**Your objective**
Set each record down exactly, excluding all images.
——
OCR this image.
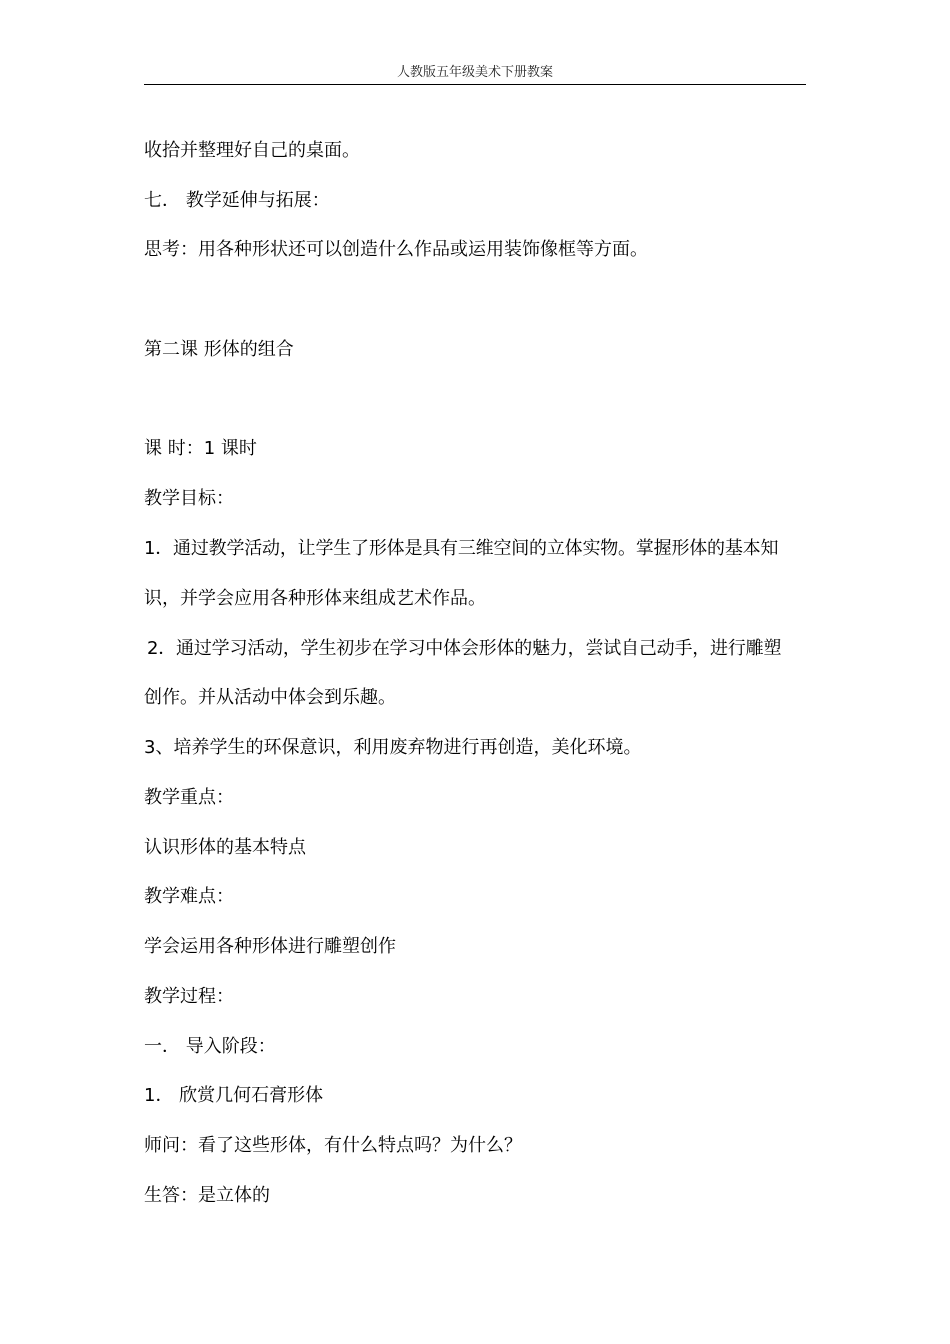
人教版五年级美术下册教案
收拾并整理好自己的桌面。
七． 教学延伸与拓展：
思考：用各种形状还可以创造什么作品或运用装饰像框等方面。
第二课 形体的组合
课 时：1 课时
教学目标：
1．通过教学活动，让学生了形体是具有三维空间的立体实物。掌握形体的基本知
识，并学会应用各种形体来组成艺术作品。
2．通过学习活动，学生初步在学习中体会形体的魅力，尝试自己动手，进行雕塑
创作。并从活动中体会到乐趣。
3、培养学生的环保意识，利用废弃物进行再创造，美化环境。
教学重点：
认识形体的基本特点
教学难点：
学会运用各种形体进行雕塑创作
教学过程：
一． 导入阶段：
1． 欣赏几何石膏形体
师问：看了这些形体，有什么特点吗？为什么？
生答：是立体的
——
**Result below**
OCR this image.
人教版五年级美术下册教案
收拾并整理好自己的桌面。
七． 教学延伸与拓展：
思考：用各种形状还可以创造什么作品或运用装饰像框等方面。
第二课 形体的组合
课 时：1 课时
教学目标：
1．通过教学活动，让学生了形体是具有三维空间的立体实物。掌握形体的基本知
识，并学会应用各种形体来组成艺术作品。
2．通过学习活动，学生初步在学习中体会形体的魅力，尝试自己动手，进行雕塑
创作。并从活动中体会到乐趣。
3、培养学生的环保意识，利用废弃物进行再创造，美化环境。
教学重点：
认识形体的基本特点
教学难点：
学会运用各种形体进行雕塑创作
教学过程：
一． 导入阶段：
1． 欣赏几何石膏形体
师问：看了这些形体，有什么特点吗？为什么？
生答：是立体的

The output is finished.